**Task to complete**
Look below. Copy each line that has "name" in it.

(Stored items)

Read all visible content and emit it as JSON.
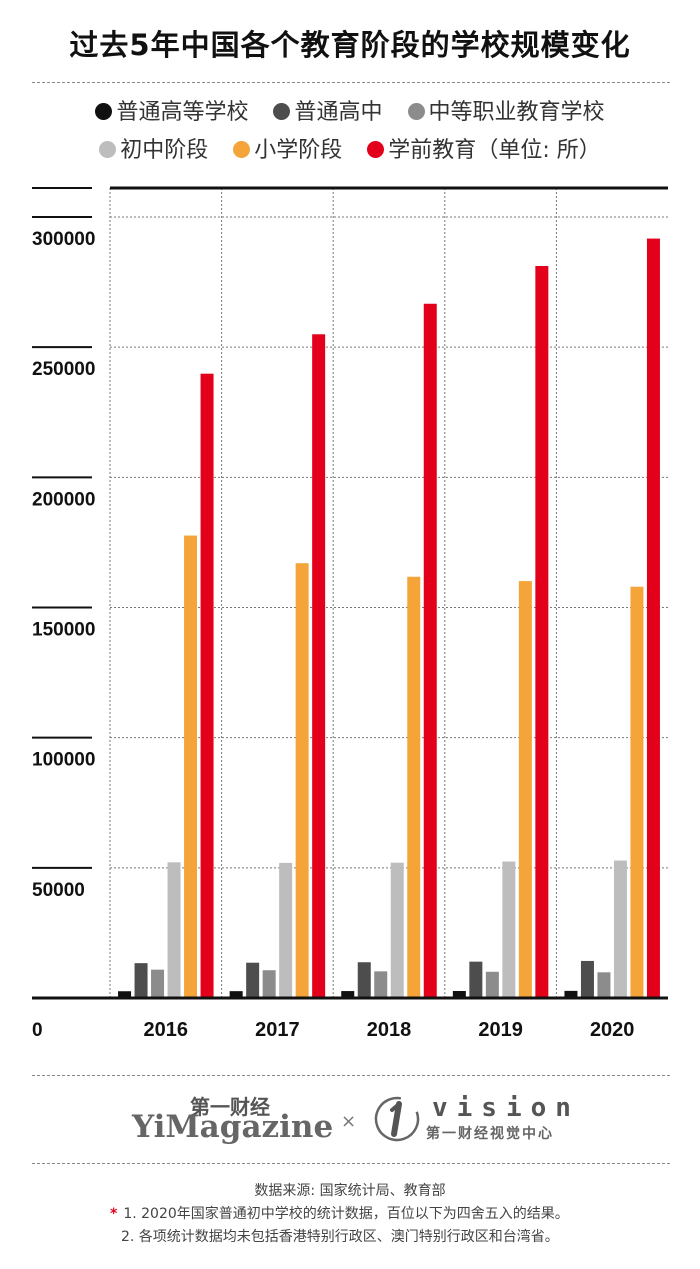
{
  "chart_data": {
    "type": "bar",
    "title": "过去5年中国各个教育阶段的学校规模变化",
    "categories": [
      "2016",
      "2017",
      "2018",
      "2019",
      "2020"
    ],
    "series": [
      {
        "name": "普通高等学校",
        "color": "#111111",
        "values": [
          2596,
          2631,
          2663,
          2688,
          2738
        ]
      },
      {
        "name": "普通高中",
        "color": "#4d4d4d",
        "values": [
          13383,
          13555,
          13737,
          13964,
          14235
        ]
      },
      {
        "name": "中等职业教育学校",
        "color": "#8c8c8c",
        "values": [
          10893,
          10671,
          10229,
          10078,
          9865
        ]
      },
      {
        "name": "初中阶段",
        "color": "#bdbdbd",
        "values": [
          52118,
          51894,
          51982,
          52415,
          52800
        ]
      },
      {
        "name": "小学阶段",
        "color": "#f5a43a",
        "values": [
          177633,
          167009,
          161811,
          160148,
          157979
        ]
      },
      {
        "name": "学前教育",
        "color": "#e3001b",
        "values": [
          239812,
          254950,
          266677,
          281174,
          291715
        ]
      }
    ],
    "legend_suffix": "（单位: 所）",
    "yticks": [
      0,
      50000,
      100000,
      150000,
      200000,
      250000,
      300000
    ],
    "ylim": [
      0,
      300000
    ],
    "grid": true,
    "legend": "top-center"
  },
  "footer": {
    "brand_cn": "第一财经",
    "brand_en": "YiMagazine",
    "brand_sep": "×",
    "vision_word": "vision",
    "vision_cn": "第一财经视觉中心",
    "source": "数据来源: 国家统计局、教育部",
    "note_star": "*",
    "note1": "1. 2020年国家普通初中学校的统计数据，百位以下为四舍五入的结果。",
    "note2": "2. 各项统计数据均未包括香港特别行政区、澳门特别行政区和台湾省。"
  }
}
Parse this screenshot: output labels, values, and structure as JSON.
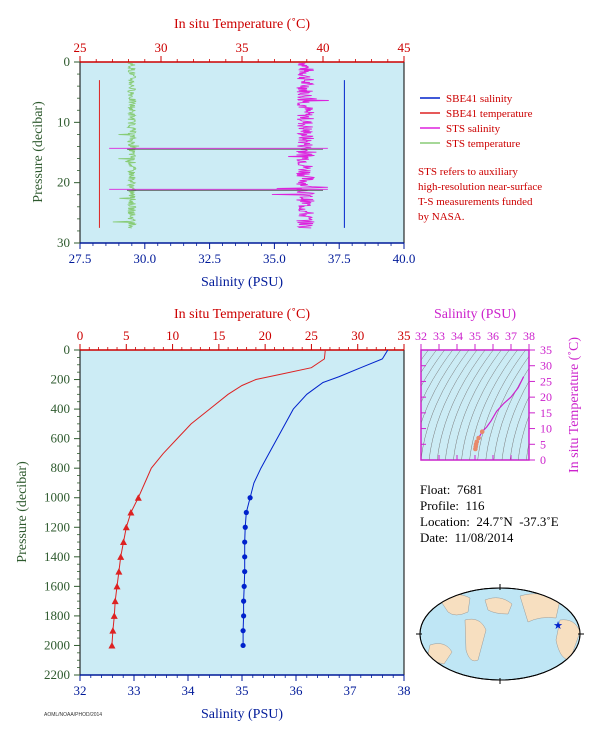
{
  "colors": {
    "plot_bg": "#ccecf5",
    "temp_axis": "#cc0000",
    "sal_axis": "#001a99",
    "pressure_axis": "#2e5a2e",
    "sbe_sal": "#0022cc",
    "sbe_temp": "#dd2222",
    "sts_sal": "#dd22dd",
    "sts_temp": "#88cc77",
    "ts_axis": "#cc22cc"
  },
  "legend": {
    "sbe_sal": "SBE41 salinity",
    "sbe_temp": "SBE41 temperature",
    "sts_sal": "STS salinity",
    "sts_temp": "STS temperature",
    "note": [
      "STS refers to auxiliary",
      "high-resolution near-surface",
      "T-S measurements funded",
      "by NASA."
    ]
  },
  "info": {
    "float": "Float:  7681",
    "profile": "Profile:  116",
    "location": "Location:  24.7˚N  -37.3˚E",
    "date": "Date:  11/08/2014"
  },
  "credit": "AOML/NOAA/PHOD/2014",
  "chart_data": [
    {
      "type": "line",
      "id": "near-surface",
      "top_axis_label": "In situ Temperature (˚C)",
      "bottom_axis_label": "Salinity (PSU)",
      "left_axis_label": "Pressure (decibar)",
      "temp_ticks": [
        "25",
        "30",
        "35",
        "40",
        "45"
      ],
      "sal_ticks": [
        "27.5",
        "30.0",
        "32.5",
        "35.0",
        "37.5",
        "40.0"
      ],
      "pressure_ticks": [
        "0",
        "10",
        "20",
        "30"
      ],
      "temp_lim": [
        25,
        45
      ],
      "sal_lim": [
        27.5,
        40
      ],
      "pressure_lim": [
        0,
        30
      ],
      "series": [
        {
          "key": "sbe_sal",
          "x": [
            37.7,
            37.7
          ],
          "y": [
            3,
            27.5
          ]
        },
        {
          "key": "sbe_temp",
          "x": [
            26.2,
            26.2
          ],
          "y": [
            3,
            27.5
          ]
        },
        {
          "key": "sts_sal",
          "approx_center": 36.2,
          "jitter": 0.35,
          "y_range": [
            0.2,
            27.5
          ]
        },
        {
          "key": "sts_temp",
          "approx_center": 28.2,
          "jitter": 0.25,
          "y_range": [
            0.2,
            27.5
          ]
        }
      ]
    },
    {
      "type": "line",
      "id": "full-profile",
      "top_axis_label": "In situ Temperature (˚C)",
      "bottom_axis_label": "Salinity (PSU)",
      "left_axis_label": "Pressure (decibar)",
      "temp_ticks": [
        "0",
        "5",
        "10",
        "15",
        "20",
        "25",
        "30",
        "35"
      ],
      "sal_ticks": [
        "32",
        "33",
        "34",
        "35",
        "36",
        "37",
        "38"
      ],
      "pressure_ticks": [
        "0",
        "200",
        "400",
        "600",
        "800",
        "1000",
        "1200",
        "1400",
        "1600",
        "1800",
        "2000",
        "2200"
      ],
      "temp_lim": [
        0,
        35
      ],
      "sal_lim": [
        32,
        38
      ],
      "pressure_lim": [
        0,
        2200
      ],
      "temperature": {
        "p": [
          0,
          60,
          120,
          160,
          200,
          240,
          300,
          400,
          500,
          600,
          700,
          800,
          900,
          1000,
          1100,
          1200,
          1300,
          1400,
          1500,
          1600,
          1700,
          1800,
          1900,
          2000
        ],
        "t": [
          26.5,
          26.4,
          25.0,
          22.0,
          19.0,
          17.5,
          16.0,
          14.0,
          12.0,
          10.5,
          9.0,
          7.7,
          7.0,
          6.3,
          5.5,
          5.0,
          4.7,
          4.4,
          4.2,
          4.0,
          3.8,
          3.7,
          3.55,
          3.45
        ]
      },
      "salinity": {
        "p": [
          0,
          60,
          120,
          180,
          220,
          300,
          400,
          500,
          600,
          700,
          800,
          900,
          1000,
          1100,
          1200,
          1300,
          1400,
          1500,
          1600,
          1700,
          1800,
          1900,
          2000
        ],
        "s": [
          37.7,
          37.6,
          37.2,
          36.8,
          36.5,
          36.2,
          35.95,
          35.8,
          35.65,
          35.5,
          35.35,
          35.22,
          35.15,
          35.08,
          35.06,
          35.05,
          35.05,
          35.05,
          35.04,
          35.03,
          35.03,
          35.02,
          35.02
        ]
      }
    },
    {
      "type": "scatter",
      "id": "ts-diagram",
      "top_axis_label": "Salinity (PSU)",
      "right_axis_label": "In situ Temperature (˚C)",
      "sal_ticks": [
        "32",
        "33",
        "34",
        "35",
        "36",
        "37",
        "38"
      ],
      "temp_ticks": [
        "0",
        "5",
        "10",
        "15",
        "20",
        "25",
        "30",
        "35"
      ],
      "sal_lim": [
        32,
        38
      ],
      "temp_lim": [
        0,
        35
      ],
      "curve_s": [
        35.02,
        35.04,
        35.06,
        35.1,
        35.2,
        35.4,
        35.65,
        35.9,
        36.2,
        36.6,
        37.0,
        37.4,
        37.7
      ],
      "curve_t": [
        3.5,
        4.2,
        5.0,
        5.8,
        7.0,
        9.0,
        10.5,
        12.5,
        15.5,
        18.0,
        20.0,
        23.0,
        26.5
      ]
    }
  ]
}
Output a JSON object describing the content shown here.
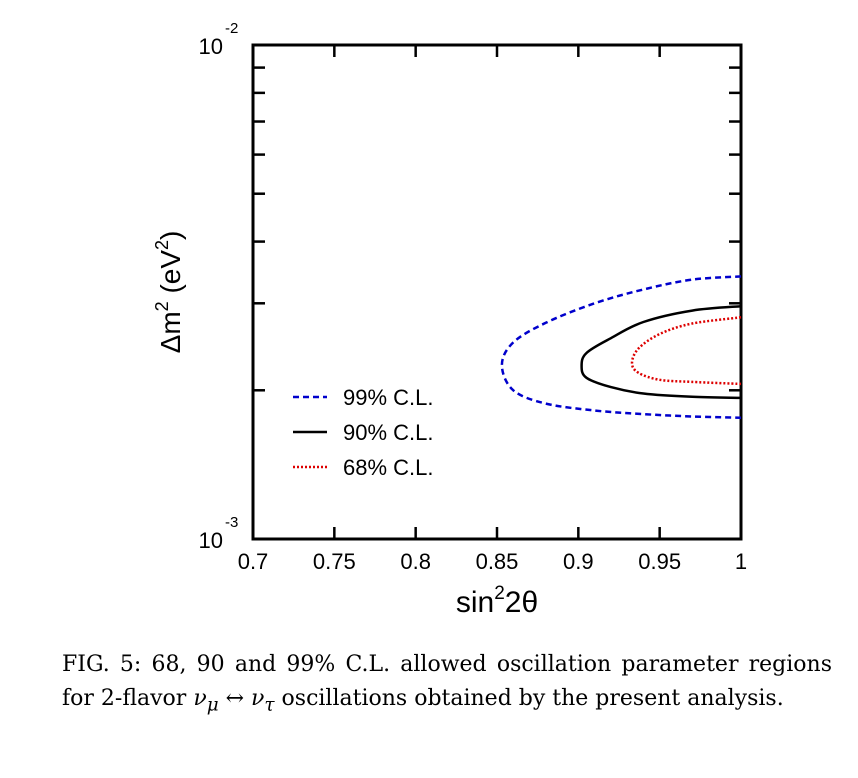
{
  "chart_data": {
    "type": "line",
    "xlabel_base": "sin",
    "xlabel_sup": "2",
    "xlabel_tail": "2θ",
    "ylabel_pre": "Δm",
    "ylabel_sup1": "2",
    "ylabel_mid": " (eV",
    "ylabel_sup2": "2",
    "ylabel_post": ")",
    "xlim": [
      0.7,
      1.0
    ],
    "ylim": [
      0.001,
      0.01
    ],
    "yscale": "log",
    "xticks": [
      0.7,
      0.75,
      0.8,
      0.85,
      0.9,
      0.95,
      1.0
    ],
    "xtick_labels": [
      "0.7",
      "0.75",
      "0.8",
      "0.85",
      "0.9",
      "0.95",
      "1"
    ],
    "ytick_labels": [
      {
        "base": "10",
        "exp": "-2",
        "value": 0.01
      },
      {
        "base": "10",
        "exp": "-3",
        "value": 0.001
      }
    ],
    "legend_position": "lower-left",
    "series": [
      {
        "name": "99% C.L.",
        "color": "#0000cc",
        "dash": "dashed",
        "x": [
          1.0,
          0.97,
          0.94,
          0.91,
          0.88,
          0.86,
          0.853,
          0.86,
          0.88,
          0.91,
          0.94,
          0.97,
          1.0
        ],
        "y": [
          0.0034,
          0.00335,
          0.0032,
          0.003,
          0.00274,
          0.0025,
          0.00225,
          0.002,
          0.00188,
          0.00182,
          0.00179,
          0.00177,
          0.00176
        ]
      },
      {
        "name": "90% C.L.",
        "color": "#000000",
        "dash": "solid",
        "x": [
          1.0,
          0.97,
          0.94,
          0.92,
          0.905,
          0.902,
          0.905,
          0.92,
          0.94,
          0.97,
          1.0
        ],
        "y": [
          0.00296,
          0.0029,
          0.00275,
          0.00255,
          0.00238,
          0.00224,
          0.00212,
          0.00203,
          0.00197,
          0.00194,
          0.00193
        ]
      },
      {
        "name": "68% C.L.",
        "color": "#dd0000",
        "dash": "dotted",
        "x": [
          1.0,
          0.97,
          0.95,
          0.937,
          0.933,
          0.937,
          0.95,
          0.97,
          1.0
        ],
        "y": [
          0.00281,
          0.00273,
          0.0026,
          0.00243,
          0.00227,
          0.00217,
          0.0021,
          0.00208,
          0.00206
        ]
      }
    ]
  },
  "caption": {
    "label": "FIG. 5:",
    "text_a": " 68, 90 and 99% C.L. allowed oscillation parameter regions for 2-flavor ",
    "nu_mu": "ν",
    "nu_mu_sub": "μ",
    "arrow": " ↔ ",
    "nu_tau": "ν",
    "nu_tau_sub": "τ",
    "text_b": " oscillations obtained by the present analysis."
  }
}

**Solved exercise**
        "name": "普通高等学校",
        "name": "普通高中",
        "name": "中等职业教育学校",
        "name": "初中阶段",
        "name": "小学阶段",
        "name": "学前教育",
        "name": "99% C.L.",
        "name": "90% C.L.",
        "name": "68% C.L.",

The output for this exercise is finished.